TASK BRIEF
Select lines where the word "Metropolitan" appears.

MATERIAL
══════════
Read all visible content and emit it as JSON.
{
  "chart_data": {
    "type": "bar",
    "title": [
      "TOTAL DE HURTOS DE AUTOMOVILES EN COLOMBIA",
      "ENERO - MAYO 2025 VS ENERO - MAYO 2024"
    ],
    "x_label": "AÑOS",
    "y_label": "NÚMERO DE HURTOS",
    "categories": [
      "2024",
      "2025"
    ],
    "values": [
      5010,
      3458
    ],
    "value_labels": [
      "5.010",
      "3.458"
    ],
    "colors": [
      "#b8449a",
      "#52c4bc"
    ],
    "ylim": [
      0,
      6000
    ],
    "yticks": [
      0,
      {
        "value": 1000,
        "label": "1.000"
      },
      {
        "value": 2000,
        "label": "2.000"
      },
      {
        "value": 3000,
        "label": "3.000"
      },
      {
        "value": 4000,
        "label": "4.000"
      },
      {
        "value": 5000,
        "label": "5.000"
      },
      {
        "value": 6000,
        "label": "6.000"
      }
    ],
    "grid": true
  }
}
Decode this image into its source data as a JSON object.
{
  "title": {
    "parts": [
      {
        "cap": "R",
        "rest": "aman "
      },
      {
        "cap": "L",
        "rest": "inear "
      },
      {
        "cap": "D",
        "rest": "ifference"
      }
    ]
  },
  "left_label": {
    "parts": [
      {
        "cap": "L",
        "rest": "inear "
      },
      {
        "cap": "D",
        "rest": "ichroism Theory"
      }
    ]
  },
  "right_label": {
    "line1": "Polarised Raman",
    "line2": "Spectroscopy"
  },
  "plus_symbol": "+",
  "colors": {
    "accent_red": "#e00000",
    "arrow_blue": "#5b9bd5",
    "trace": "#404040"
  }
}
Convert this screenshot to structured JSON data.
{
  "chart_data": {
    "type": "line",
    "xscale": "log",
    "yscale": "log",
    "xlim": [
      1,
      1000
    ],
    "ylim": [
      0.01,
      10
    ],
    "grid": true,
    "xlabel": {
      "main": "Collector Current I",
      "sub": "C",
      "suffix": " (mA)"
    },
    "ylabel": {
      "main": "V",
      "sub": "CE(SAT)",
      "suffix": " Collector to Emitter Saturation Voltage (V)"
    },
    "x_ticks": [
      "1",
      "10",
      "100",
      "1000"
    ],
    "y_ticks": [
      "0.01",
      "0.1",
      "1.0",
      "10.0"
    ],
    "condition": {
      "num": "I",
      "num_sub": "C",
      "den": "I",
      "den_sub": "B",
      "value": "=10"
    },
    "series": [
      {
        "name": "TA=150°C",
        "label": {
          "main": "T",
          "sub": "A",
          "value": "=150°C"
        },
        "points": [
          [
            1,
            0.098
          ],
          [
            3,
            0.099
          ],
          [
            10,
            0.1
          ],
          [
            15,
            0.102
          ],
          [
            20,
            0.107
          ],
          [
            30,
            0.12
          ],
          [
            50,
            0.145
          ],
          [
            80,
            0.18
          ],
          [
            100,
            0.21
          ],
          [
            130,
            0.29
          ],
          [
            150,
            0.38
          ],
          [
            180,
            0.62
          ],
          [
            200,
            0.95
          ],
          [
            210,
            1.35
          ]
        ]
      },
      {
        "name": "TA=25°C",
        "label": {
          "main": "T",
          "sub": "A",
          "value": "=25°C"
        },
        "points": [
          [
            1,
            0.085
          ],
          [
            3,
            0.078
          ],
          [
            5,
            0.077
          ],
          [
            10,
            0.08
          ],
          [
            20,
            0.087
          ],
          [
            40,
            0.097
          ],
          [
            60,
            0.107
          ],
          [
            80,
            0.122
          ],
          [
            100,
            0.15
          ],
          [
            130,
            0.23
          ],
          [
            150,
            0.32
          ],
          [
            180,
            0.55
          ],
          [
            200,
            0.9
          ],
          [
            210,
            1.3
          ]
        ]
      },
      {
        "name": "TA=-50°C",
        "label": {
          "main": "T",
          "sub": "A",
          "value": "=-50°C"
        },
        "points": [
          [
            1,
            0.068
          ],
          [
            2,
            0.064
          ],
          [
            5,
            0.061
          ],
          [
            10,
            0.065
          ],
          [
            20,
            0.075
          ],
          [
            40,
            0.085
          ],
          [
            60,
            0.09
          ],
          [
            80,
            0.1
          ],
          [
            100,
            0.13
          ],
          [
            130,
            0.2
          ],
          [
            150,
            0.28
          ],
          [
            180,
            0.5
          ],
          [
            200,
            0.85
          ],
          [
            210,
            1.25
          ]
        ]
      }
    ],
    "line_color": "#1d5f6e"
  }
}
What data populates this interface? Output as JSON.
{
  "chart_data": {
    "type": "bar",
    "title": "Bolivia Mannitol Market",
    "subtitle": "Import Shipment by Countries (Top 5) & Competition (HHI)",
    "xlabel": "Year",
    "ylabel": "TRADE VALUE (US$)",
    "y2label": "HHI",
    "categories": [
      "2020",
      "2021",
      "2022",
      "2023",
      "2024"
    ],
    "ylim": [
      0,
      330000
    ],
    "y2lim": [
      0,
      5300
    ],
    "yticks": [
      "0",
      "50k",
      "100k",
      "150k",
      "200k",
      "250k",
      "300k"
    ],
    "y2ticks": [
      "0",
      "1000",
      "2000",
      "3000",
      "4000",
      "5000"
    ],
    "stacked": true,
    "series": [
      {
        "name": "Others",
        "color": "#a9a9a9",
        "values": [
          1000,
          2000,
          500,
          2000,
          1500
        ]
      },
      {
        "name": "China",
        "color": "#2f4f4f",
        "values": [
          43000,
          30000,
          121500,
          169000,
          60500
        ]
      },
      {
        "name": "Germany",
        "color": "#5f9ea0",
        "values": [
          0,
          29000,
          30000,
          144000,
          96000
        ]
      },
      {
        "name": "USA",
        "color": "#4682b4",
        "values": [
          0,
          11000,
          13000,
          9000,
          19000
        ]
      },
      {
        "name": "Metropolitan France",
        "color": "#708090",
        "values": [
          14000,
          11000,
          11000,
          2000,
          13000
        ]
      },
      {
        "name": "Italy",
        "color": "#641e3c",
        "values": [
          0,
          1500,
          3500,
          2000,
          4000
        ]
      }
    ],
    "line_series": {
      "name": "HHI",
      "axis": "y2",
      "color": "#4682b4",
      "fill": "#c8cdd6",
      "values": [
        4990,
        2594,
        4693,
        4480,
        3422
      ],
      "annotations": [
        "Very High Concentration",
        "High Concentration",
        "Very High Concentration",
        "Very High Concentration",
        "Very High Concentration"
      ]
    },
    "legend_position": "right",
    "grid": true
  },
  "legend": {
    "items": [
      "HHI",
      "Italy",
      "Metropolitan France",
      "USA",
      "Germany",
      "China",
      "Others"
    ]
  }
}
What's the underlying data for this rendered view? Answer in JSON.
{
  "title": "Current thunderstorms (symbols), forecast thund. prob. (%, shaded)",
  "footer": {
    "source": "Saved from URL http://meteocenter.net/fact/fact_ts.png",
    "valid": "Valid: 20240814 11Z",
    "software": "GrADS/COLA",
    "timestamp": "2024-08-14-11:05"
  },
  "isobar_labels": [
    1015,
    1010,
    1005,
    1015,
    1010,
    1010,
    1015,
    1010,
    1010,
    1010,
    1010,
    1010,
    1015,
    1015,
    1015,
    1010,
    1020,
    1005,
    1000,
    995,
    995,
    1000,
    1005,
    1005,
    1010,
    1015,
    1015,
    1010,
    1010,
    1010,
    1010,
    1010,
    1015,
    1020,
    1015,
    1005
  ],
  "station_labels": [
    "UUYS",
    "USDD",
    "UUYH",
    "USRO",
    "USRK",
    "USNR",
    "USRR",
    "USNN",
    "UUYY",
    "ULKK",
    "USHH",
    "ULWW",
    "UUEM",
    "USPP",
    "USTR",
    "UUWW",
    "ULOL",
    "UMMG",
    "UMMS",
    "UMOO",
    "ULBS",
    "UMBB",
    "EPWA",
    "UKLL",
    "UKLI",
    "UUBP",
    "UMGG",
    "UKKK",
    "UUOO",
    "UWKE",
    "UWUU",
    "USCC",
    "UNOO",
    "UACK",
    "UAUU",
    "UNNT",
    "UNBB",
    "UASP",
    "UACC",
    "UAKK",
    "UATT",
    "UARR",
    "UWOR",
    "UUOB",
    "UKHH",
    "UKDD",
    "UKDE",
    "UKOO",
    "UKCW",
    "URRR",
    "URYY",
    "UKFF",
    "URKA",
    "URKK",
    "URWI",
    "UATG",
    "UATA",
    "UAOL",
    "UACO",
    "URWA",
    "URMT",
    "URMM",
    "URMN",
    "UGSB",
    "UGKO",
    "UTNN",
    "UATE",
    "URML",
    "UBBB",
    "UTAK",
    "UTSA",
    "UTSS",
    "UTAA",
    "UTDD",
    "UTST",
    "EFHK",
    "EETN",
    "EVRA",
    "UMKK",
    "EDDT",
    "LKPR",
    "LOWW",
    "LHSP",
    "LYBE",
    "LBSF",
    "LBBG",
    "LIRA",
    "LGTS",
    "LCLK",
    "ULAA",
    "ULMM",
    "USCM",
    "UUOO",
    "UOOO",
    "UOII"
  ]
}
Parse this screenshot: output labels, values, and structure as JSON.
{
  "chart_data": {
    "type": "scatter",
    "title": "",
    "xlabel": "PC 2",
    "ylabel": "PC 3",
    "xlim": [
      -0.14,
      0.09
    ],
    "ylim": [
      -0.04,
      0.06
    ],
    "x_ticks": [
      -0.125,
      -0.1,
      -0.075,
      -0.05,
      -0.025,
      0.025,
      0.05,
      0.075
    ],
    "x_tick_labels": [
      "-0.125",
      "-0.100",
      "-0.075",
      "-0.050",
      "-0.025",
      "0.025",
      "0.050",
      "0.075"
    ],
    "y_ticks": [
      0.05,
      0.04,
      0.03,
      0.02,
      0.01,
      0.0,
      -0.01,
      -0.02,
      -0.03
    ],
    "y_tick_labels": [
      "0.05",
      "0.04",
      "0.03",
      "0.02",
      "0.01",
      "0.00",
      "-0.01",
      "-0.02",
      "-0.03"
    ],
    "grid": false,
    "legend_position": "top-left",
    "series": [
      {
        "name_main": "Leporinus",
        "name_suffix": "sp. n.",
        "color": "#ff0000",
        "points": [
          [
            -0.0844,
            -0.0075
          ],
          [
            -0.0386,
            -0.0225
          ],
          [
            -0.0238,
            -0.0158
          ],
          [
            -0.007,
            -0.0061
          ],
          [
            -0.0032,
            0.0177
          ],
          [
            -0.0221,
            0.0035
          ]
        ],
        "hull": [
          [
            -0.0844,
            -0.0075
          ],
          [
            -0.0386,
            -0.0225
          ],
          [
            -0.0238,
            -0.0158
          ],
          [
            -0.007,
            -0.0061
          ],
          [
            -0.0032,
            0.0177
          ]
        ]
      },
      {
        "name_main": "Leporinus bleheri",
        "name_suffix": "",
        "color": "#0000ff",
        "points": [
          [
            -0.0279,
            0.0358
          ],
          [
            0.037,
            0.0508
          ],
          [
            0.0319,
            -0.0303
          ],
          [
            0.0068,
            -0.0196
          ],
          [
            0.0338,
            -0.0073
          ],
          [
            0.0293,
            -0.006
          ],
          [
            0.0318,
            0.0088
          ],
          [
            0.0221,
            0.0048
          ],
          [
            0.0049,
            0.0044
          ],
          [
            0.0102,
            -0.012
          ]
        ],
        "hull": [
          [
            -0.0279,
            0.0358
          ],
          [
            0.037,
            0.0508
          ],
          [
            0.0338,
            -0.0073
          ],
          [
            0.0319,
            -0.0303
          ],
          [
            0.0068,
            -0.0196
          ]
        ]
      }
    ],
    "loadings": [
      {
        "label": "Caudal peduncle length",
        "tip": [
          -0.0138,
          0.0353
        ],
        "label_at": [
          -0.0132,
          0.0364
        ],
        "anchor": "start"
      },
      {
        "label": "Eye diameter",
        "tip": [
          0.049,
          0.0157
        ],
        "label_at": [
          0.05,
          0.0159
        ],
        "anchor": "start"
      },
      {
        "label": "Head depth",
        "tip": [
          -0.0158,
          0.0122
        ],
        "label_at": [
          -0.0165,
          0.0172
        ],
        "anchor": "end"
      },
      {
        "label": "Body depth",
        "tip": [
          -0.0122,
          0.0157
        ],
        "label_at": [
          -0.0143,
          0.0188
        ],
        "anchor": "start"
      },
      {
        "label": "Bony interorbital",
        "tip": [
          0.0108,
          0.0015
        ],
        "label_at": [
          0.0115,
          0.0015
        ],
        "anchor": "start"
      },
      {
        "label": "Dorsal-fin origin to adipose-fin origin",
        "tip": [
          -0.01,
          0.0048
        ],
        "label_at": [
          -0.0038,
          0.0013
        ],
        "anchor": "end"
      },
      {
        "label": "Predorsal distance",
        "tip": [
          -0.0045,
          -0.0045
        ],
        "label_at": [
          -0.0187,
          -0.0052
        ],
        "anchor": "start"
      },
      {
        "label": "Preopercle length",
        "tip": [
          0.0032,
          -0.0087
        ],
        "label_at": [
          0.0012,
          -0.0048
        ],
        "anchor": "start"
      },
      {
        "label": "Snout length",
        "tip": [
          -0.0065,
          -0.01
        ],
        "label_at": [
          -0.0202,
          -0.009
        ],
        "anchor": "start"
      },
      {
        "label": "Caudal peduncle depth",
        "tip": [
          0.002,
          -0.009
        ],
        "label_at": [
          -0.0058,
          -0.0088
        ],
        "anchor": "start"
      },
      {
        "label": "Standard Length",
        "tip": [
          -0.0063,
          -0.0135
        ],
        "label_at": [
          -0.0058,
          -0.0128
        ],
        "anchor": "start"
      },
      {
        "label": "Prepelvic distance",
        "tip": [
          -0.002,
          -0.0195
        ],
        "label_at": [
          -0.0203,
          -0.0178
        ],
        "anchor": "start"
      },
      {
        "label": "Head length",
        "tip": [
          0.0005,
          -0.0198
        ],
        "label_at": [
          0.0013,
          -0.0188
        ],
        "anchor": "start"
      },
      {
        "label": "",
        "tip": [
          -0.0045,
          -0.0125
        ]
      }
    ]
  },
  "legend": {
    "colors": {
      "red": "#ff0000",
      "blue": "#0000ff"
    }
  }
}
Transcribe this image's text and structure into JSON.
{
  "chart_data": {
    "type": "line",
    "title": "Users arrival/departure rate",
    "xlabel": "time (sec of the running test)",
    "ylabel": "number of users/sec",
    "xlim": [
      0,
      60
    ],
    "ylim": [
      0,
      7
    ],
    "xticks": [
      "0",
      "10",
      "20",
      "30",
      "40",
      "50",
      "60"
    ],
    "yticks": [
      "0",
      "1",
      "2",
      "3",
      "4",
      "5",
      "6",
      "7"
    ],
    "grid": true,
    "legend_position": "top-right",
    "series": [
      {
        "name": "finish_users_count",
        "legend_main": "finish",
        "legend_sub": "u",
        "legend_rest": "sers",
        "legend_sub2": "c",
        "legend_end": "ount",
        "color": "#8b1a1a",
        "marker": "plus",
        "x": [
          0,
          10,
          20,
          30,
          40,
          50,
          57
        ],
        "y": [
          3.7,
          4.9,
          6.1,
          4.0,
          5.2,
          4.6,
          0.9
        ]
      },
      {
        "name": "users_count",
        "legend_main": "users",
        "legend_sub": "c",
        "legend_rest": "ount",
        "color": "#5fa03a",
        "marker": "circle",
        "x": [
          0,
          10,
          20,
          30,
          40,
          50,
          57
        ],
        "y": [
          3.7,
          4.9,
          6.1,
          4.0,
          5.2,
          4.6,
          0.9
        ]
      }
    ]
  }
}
══════════
SOLUTION BELOW
        "name": "Metropolitan France",
      "Metropolitan France",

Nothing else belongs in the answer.